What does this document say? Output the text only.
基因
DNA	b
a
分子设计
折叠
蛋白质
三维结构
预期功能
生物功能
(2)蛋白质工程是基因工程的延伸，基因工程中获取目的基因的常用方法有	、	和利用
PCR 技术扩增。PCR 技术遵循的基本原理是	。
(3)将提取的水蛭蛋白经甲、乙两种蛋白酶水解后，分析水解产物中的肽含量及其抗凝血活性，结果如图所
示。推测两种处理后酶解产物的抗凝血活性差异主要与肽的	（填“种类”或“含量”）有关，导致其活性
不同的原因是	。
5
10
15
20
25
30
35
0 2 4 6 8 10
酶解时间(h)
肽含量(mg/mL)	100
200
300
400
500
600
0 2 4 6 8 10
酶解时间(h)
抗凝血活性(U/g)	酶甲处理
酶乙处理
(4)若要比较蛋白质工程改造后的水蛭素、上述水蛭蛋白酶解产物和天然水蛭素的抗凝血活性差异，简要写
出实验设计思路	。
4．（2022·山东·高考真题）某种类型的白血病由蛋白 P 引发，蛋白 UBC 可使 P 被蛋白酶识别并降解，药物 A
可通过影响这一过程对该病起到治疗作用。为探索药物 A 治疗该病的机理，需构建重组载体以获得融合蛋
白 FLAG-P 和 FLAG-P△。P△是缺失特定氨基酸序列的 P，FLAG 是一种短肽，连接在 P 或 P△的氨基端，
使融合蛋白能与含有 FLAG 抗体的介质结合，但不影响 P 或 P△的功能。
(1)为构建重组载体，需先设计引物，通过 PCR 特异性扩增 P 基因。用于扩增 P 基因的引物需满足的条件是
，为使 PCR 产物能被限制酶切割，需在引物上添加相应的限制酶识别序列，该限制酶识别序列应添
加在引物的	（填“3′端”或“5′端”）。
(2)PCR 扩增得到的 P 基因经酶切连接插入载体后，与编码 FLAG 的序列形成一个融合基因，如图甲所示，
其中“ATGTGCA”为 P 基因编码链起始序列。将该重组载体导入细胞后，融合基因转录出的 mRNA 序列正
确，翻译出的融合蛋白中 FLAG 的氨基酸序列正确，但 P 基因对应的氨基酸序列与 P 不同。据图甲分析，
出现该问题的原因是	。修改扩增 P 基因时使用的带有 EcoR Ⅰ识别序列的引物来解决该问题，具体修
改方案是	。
□ □ □ □
EXERCISE GOAL: Give the data again in full, keeping every line as it was.

YOUR RESPONSE:
What does this document say? Output the text only.
基因
DNA	b
a
分子设计
折叠
蛋白质
三维结构
预期功能
生物功能
(2)蛋白质工程是基因工程的延伸，基因工程中获取目的基因的常用方法有	、	和利用
PCR 技术扩增。PCR 技术遵循的基本原理是	。
(3)将提取的水蛭蛋白经甲、乙两种蛋白酶水解后，分析水解产物中的肽含量及其抗凝血活性，结果如图所
示。推测两种处理后酶解产物的抗凝血活性差异主要与肽的	（填“种类”或“含量”）有关，导致其活性
不同的原因是	。
5
10
15
20
25
30
35
0 2 4 6 8 10
酶解时间(h)
肽含量(mg/mL)	100
200
300
400
500
600
0 2 4 6 8 10
酶解时间(h)
抗凝血活性(U/g)	酶甲处理
酶乙处理
(4)若要比较蛋白质工程改造后的水蛭素、上述水蛭蛋白酶解产物和天然水蛭素的抗凝血活性差异，简要写
出实验设计思路	。
4．（2022·山东·高考真题）某种类型的白血病由蛋白 P 引发，蛋白 UBC 可使 P 被蛋白酶识别并降解，药物 A
可通过影响这一过程对该病起到治疗作用。为探索药物 A 治疗该病的机理，需构建重组载体以获得融合蛋
白 FLAG-P 和 FLAG-P△。P△是缺失特定氨基酸序列的 P，FLAG 是一种短肽，连接在 P 或 P△的氨基端，
使融合蛋白能与含有 FLAG 抗体的介质结合，但不影响 P 或 P△的功能。
(1)为构建重组载体，需先设计引物，通过 PCR 特异性扩增 P 基因。用于扩增 P 基因的引物需满足的条件是
，为使 PCR 产物能被限制酶切割，需在引物上添加相应的限制酶识别序列，该限制酶识别序列应添
加在引物的	（填“3′端”或“5′端”）。
(2)PCR 扩增得到的 P 基因经酶切连接插入载体后，与编码 FLAG 的序列形成一个融合基因，如图甲所示，
其中“ATGTGCA”为 P 基因编码链起始序列。将该重组载体导入细胞后，融合基因转录出的 mRNA 序列正
确，翻译出的融合蛋白中 FLAG 的氨基酸序列正确，但 P 基因对应的氨基酸序列与 P 不同。据图甲分析，
出现该问题的原因是	。修改扩增 P 基因时使用的带有 EcoR Ⅰ识别序列的引物来解决该问题，具体修
改方案是	。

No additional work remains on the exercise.